◆ Given request 1:
Quote the film article word for word, starting at "Chūshingura: Hana no Maki, Yuki no Maki was" and ending at "the United States.".

◆ Source:
▽

Chūshingura: Hana no Maki, Yuki no Maki (, Chushingura: Story of Flower, Story of Snow) is a 1962 Japanese jidaigeki epic film directed by Hiroshi Inagaki, with special effects by Eiji Tsuburaya. Produced and distributed by Toho Studios, it is based on the story of the forty-seven rōnin. The film stars Toshiro Mifune as Genba Tawaraboshi, along with Matsumoto Hakuō I, Yūzō Kayama, Tatsuya Mihashi, Akira Takarada, Yosuke Natsuki, Makoto Satō, and Tadao Takashima.

Chūshingura: Hana no Maki, Yuki no Maki was released theatrically in Japan on 3 November 1962. It was released under the title 47 Samurai in the United States.

△

◆ Exercise data:

▽

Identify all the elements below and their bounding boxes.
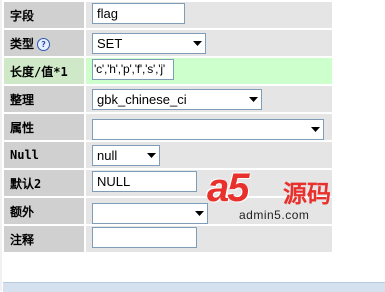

△
▽

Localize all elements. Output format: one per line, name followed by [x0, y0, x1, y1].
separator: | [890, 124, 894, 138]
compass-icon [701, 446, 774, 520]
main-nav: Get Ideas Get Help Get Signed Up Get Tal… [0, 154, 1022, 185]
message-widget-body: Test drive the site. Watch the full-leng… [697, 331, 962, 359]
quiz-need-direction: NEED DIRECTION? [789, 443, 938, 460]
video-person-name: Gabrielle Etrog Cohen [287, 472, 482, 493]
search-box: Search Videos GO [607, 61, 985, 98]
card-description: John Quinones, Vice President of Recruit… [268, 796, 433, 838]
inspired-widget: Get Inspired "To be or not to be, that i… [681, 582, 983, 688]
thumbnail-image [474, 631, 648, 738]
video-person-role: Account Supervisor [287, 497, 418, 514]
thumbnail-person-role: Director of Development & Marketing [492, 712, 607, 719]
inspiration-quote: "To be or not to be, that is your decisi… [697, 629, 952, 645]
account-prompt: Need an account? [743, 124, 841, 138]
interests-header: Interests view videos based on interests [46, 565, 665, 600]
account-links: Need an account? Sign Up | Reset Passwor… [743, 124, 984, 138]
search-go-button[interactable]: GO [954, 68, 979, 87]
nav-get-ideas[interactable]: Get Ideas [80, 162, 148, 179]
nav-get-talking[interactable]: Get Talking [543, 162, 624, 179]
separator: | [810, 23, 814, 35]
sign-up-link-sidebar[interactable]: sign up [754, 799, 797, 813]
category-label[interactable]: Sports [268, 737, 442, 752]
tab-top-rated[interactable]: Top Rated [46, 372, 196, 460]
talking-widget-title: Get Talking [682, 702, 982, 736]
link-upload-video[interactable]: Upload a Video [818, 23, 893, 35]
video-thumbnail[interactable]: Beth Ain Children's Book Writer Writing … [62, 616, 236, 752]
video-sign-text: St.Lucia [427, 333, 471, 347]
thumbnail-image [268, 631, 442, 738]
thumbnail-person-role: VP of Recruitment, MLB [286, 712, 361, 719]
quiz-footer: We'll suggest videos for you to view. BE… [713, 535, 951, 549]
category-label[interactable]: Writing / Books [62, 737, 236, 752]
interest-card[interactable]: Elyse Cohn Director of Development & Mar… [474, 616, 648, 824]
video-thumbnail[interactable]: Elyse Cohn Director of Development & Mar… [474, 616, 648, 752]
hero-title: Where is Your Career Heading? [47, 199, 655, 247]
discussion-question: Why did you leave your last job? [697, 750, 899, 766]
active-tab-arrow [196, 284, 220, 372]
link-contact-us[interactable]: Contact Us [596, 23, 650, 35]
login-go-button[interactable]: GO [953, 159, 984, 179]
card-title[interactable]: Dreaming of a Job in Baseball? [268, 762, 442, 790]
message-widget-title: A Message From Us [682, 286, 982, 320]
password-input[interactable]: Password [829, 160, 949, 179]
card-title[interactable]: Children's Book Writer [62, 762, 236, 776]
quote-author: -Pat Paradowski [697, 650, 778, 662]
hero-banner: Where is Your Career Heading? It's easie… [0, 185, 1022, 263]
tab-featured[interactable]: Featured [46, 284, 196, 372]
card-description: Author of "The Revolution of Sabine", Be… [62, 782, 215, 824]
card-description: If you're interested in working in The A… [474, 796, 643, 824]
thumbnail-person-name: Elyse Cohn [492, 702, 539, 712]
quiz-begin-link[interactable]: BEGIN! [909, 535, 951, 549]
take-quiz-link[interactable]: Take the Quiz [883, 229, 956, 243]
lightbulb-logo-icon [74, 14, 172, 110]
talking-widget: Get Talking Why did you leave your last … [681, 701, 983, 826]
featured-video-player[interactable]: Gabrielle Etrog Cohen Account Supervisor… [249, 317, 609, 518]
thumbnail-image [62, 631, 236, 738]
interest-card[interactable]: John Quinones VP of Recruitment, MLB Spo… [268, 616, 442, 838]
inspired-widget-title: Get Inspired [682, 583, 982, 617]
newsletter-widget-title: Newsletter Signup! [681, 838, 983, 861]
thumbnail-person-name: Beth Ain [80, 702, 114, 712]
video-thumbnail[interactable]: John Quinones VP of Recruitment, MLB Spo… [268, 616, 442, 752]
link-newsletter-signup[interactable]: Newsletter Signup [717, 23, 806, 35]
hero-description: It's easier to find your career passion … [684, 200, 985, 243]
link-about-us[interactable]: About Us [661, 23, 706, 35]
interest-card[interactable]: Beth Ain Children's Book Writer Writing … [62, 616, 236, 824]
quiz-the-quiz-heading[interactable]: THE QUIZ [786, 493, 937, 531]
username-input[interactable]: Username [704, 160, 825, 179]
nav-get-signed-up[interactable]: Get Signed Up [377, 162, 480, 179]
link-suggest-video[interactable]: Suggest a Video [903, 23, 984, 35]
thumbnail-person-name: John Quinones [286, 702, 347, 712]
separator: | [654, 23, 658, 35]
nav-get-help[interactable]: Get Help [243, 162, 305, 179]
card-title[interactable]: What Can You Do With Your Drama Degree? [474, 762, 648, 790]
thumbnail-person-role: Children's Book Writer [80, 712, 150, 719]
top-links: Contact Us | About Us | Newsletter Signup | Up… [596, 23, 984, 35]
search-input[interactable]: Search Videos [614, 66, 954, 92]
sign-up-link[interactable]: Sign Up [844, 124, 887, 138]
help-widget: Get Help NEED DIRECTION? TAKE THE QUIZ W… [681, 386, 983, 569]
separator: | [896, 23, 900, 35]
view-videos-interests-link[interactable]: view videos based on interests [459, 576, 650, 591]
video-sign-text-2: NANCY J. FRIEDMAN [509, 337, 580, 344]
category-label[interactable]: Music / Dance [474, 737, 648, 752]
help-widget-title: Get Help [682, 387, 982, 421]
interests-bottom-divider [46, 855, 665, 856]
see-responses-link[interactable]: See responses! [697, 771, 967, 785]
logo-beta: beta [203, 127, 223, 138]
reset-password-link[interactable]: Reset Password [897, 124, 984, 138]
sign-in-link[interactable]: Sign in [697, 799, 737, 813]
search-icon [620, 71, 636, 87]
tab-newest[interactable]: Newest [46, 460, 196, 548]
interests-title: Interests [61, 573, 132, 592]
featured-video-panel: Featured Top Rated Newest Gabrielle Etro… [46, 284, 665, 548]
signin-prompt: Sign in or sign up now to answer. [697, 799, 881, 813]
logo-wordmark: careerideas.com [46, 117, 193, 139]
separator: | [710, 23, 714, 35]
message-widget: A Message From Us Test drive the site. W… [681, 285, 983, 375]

△

◆ Given request 2:
Convert the lines of the listing starting at the line that contains "Localize all elements." and ending at the line that contains "message-widget-body: Test drive" into a JSON list of strings, one string per line, with blank lines omitted.

◆ Correct response 1:
Chūshingura: Hana no Maki, Yuki no Maki was released theatrically in Japan on 3 November 1962. It was released under the title 47 Samurai in the United States.

◆ Correct response 2:
[
  "Localize all elements. Output format: one per line, name followed by [x0, y0, x1, y1].",
  "separator: | [890, 124, 894, 138]",
  "compass-icon [701, 446, 774, 520]",
  "main-nav: Get Ideas Get Help Get Signed Up Get Tal… [0, 154, 1022, 185]",
  "message-widget-body: Test drive the site. Watch the full-leng… [697, 331, 962, 359]"
]